* [The exercise]: Count how many lines of the material hold "purchase". Respond with that number alone.

* [Source data]:
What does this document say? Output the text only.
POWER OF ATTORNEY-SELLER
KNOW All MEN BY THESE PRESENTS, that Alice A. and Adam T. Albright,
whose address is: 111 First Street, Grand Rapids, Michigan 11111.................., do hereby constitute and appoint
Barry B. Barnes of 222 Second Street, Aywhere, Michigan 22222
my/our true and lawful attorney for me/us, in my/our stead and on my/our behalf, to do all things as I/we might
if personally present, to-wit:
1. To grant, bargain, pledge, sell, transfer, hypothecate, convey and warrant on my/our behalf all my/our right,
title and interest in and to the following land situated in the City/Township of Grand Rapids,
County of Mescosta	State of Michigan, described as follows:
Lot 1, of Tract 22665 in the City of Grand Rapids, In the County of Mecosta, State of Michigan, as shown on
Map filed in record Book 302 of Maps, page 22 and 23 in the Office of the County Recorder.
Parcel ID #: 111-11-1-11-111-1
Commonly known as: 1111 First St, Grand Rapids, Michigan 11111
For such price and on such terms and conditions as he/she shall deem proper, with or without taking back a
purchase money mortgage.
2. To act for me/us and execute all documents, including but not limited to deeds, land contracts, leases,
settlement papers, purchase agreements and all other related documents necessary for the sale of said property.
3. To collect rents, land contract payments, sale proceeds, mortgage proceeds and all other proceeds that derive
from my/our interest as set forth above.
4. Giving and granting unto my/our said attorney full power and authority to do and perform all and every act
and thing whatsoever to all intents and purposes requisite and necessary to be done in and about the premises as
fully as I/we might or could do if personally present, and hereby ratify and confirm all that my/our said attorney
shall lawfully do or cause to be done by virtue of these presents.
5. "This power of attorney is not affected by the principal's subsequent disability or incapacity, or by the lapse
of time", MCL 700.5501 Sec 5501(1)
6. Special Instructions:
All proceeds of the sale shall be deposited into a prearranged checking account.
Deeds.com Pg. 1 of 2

* [Answer to this exercise]: 2